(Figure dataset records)
━━━━━━━━
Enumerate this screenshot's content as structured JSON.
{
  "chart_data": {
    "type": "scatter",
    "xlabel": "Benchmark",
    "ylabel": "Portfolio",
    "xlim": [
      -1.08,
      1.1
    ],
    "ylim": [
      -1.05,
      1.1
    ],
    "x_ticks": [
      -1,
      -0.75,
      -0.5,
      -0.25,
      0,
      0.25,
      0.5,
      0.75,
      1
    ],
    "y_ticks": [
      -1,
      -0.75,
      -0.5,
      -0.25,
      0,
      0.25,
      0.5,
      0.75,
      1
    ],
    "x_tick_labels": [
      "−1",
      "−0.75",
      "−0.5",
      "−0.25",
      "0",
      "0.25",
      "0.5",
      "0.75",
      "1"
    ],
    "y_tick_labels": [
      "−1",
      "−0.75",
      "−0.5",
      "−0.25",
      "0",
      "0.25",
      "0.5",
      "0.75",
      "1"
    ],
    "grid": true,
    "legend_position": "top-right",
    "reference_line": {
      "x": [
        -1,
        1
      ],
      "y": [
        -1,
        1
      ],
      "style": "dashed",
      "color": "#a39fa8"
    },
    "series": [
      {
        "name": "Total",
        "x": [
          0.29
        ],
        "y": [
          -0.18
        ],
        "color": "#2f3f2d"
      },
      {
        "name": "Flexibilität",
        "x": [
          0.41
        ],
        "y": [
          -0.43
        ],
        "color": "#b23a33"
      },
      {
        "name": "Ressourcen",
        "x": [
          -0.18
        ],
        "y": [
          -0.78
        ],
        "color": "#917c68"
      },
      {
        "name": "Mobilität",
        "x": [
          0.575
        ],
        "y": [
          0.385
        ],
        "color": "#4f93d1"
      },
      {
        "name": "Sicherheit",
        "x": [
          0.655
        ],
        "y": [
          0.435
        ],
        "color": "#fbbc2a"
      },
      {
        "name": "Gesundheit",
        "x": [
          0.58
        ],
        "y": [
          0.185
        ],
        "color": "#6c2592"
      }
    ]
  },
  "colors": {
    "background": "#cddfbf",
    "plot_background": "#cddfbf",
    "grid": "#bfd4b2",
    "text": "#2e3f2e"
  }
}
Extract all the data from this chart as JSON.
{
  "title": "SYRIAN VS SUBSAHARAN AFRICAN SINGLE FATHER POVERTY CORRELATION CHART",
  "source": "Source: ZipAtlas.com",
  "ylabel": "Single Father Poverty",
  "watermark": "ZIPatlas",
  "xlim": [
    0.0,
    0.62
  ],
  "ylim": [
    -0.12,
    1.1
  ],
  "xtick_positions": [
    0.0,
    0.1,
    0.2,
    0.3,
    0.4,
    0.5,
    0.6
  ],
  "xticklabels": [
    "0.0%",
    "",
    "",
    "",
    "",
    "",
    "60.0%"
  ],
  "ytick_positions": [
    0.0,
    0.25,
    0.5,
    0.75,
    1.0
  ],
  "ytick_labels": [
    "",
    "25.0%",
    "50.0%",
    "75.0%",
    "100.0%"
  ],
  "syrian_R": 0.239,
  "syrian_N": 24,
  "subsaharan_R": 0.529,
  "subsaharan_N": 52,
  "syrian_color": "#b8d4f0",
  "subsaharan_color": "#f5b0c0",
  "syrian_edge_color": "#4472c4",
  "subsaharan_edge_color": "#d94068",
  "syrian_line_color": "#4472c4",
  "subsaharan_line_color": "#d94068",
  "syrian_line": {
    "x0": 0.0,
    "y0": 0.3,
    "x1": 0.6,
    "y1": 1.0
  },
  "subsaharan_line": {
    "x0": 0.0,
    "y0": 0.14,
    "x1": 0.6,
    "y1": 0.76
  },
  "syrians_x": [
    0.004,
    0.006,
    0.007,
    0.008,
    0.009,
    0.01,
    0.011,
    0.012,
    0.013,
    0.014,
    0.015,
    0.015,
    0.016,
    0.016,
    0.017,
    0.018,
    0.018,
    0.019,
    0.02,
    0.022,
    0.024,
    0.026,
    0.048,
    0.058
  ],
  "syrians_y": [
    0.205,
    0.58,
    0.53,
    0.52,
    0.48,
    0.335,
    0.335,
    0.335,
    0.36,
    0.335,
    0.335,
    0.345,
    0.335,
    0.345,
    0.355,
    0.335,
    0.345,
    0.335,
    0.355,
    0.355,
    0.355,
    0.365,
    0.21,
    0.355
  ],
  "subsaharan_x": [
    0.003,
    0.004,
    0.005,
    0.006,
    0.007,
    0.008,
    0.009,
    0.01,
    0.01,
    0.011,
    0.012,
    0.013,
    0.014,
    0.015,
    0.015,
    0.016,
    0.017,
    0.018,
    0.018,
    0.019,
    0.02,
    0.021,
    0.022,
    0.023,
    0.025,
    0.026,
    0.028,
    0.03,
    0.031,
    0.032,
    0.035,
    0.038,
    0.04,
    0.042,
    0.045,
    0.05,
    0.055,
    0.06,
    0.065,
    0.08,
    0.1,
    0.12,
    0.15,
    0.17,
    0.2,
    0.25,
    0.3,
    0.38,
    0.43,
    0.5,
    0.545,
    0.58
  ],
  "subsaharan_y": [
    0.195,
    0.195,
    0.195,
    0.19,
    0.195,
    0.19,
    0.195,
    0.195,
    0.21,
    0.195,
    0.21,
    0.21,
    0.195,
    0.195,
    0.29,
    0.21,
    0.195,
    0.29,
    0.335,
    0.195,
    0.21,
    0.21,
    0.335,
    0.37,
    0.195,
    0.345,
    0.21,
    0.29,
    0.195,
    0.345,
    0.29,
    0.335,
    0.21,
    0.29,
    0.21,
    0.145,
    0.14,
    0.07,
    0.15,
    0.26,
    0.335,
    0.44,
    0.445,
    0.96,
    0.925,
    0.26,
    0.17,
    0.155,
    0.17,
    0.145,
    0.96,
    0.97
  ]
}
━━━━━━━━
[Task to complete]: Each of the records should be retyped exactly.

[Written reply]:
Enumerate this screenshot's content as structured JSON.
{
  "chart_data": {
    "type": "scatter",
    "xlabel": "Benchmark",
    "ylabel": "Portfolio",
    "xlim": [
      -1.08,
      1.1
    ],
    "ylim": [
      -1.05,
      1.1
    ],
    "x_ticks": [
      -1,
      -0.75,
      -0.5,
      -0.25,
      0,
      0.25,
      0.5,
      0.75,
      1
    ],
    "y_ticks": [
      -1,
      -0.75,
      -0.5,
      -0.25,
      0,
      0.25,
      0.5,
      0.75,
      1
    ],
    "x_tick_labels": [
      "−1",
      "−0.75",
      "−0.5",
      "−0.25",
      "0",
      "0.25",
      "0.5",
      "0.75",
      "1"
    ],
    "y_tick_labels": [
      "−1",
      "−0.75",
      "−0.5",
      "−0.25",
      "0",
      "0.25",
      "0.5",
      "0.75",
      "1"
    ],
    "grid": true,
    "legend_position": "top-right",
    "reference_line": {
      "x": [
        -1,
        1
      ],
      "y": [
        -1,
        1
      ],
      "style": "dashed",
      "color": "#a39fa8"
    },
    "series": [
      {
        "name": "Total",
        "x": [
          0.29
        ],
        "y": [
          -0.18
        ],
        "color": "#2f3f2d"
      },
      {
        "name": "Flexibilität",
        "x": [
          0.41
        ],
        "y": [
          -0.43
        ],
        "color": "#b23a33"
      },
      {
        "name": "Ressourcen",
        "x": [
          -0.18
        ],
        "y": [
          -0.78
        ],
        "color": "#917c68"
      },
      {
        "name": "Mobilität",
        "x": [
          0.575
        ],
        "y": [
          0.385
        ],
        "color": "#4f93d1"
      },
      {
        "name": "Sicherheit",
        "x": [
          0.655
        ],
        "y": [
          0.435
        ],
        "color": "#fbbc2a"
      },
      {
        "name": "Gesundheit",
        "x": [
          0.58
        ],
        "y": [
          0.185
        ],
        "color": "#6c2592"
      }
    ]
  },
  "colors": {
    "background": "#cddfbf",
    "plot_background": "#cddfbf",
    "grid": "#bfd4b2",
    "text": "#2e3f2e"
  }
}
Extract all the data from this chart as JSON.
{
  "title": "SYRIAN VS SUBSAHARAN AFRICAN SINGLE FATHER POVERTY CORRELATION CHART",
  "source": "Source: ZipAtlas.com",
  "ylabel": "Single Father Poverty",
  "watermark": "ZIPatlas",
  "xlim": [
    0.0,
    0.62
  ],
  "ylim": [
    -0.12,
    1.1
  ],
  "xtick_positions": [
    0.0,
    0.1,
    0.2,
    0.3,
    0.4,
    0.5,
    0.6
  ],
  "xticklabels": [
    "0.0%",
    "",
    "",
    "",
    "",
    "",
    "60.0%"
  ],
  "ytick_positions": [
    0.0,
    0.25,
    0.5,
    0.75,
    1.0
  ],
  "ytick_labels": [
    "",
    "25.0%",
    "50.0%",
    "75.0%",
    "100.0%"
  ],
  "syrian_R": 0.239,
  "syrian_N": 24,
  "subsaharan_R": 0.529,
  "subsaharan_N": 52,
  "syrian_color": "#b8d4f0",
  "subsaharan_color": "#f5b0c0",
  "syrian_edge_color": "#4472c4",
  "subsaharan_edge_color": "#d94068",
  "syrian_line_color": "#4472c4",
  "subsaharan_line_color": "#d94068",
  "syrian_line": {
    "x0": 0.0,
    "y0": 0.3,
    "x1": 0.6,
    "y1": 1.0
  },
  "subsaharan_line": {
    "x0": 0.0,
    "y0": 0.14,
    "x1": 0.6,
    "y1": 0.76
  },
  "syrians_x": [
    0.004,
    0.006,
    0.007,
    0.008,
    0.009,
    0.01,
    0.011,
    0.012,
    0.013,
    0.014,
    0.015,
    0.015,
    0.016,
    0.016,
    0.017,
    0.018,
    0.018,
    0.019,
    0.02,
    0.022,
    0.024,
    0.026,
    0.048,
    0.058
  ],
  "syrians_y": [
    0.205,
    0.58,
    0.53,
    0.52,
    0.48,
    0.335,
    0.335,
    0.335,
    0.36,
    0.335,
    0.335,
    0.345,
    0.335,
    0.345,
    0.355,
    0.335,
    0.345,
    0.335,
    0.355,
    0.355,
    0.355,
    0.365,
    0.21,
    0.355
  ],
  "subsaharan_x": [
    0.003,
    0.004,
    0.005,
    0.006,
    0.007,
    0.008,
    0.009,
    0.01,
    0.01,
    0.011,
    0.012,
    0.013,
    0.014,
    0.015,
    0.015,
    0.016,
    0.017,
    0.018,
    0.018,
    0.019,
    0.02,
    0.021,
    0.022,
    0.023,
    0.025,
    0.026,
    0.028,
    0.03,
    0.031,
    0.032,
    0.035,
    0.038,
    0.04,
    0.042,
    0.045,
    0.05,
    0.055,
    0.06,
    0.065,
    0.08,
    0.1,
    0.12,
    0.15,
    0.17,
    0.2,
    0.25,
    0.3,
    0.38,
    0.43,
    0.5,
    0.545,
    0.58
  ],
  "subsaharan_y": [
    0.195,
    0.195,
    0.195,
    0.19,
    0.195,
    0.19,
    0.195,
    0.195,
    0.21,
    0.195,
    0.21,
    0.21,
    0.195,
    0.195,
    0.29,
    0.21,
    0.195,
    0.29,
    0.335,
    0.195,
    0.21,
    0.21,
    0.335,
    0.37,
    0.195,
    0.345,
    0.21,
    0.29,
    0.195,
    0.345,
    0.29,
    0.335,
    0.21,
    0.29,
    0.21,
    0.145,
    0.14,
    0.07,
    0.15,
    0.26,
    0.335,
    0.44,
    0.445,
    0.96,
    0.925,
    0.26,
    0.17,
    0.155,
    0.17,
    0.145,
    0.96,
    0.97
  ]
}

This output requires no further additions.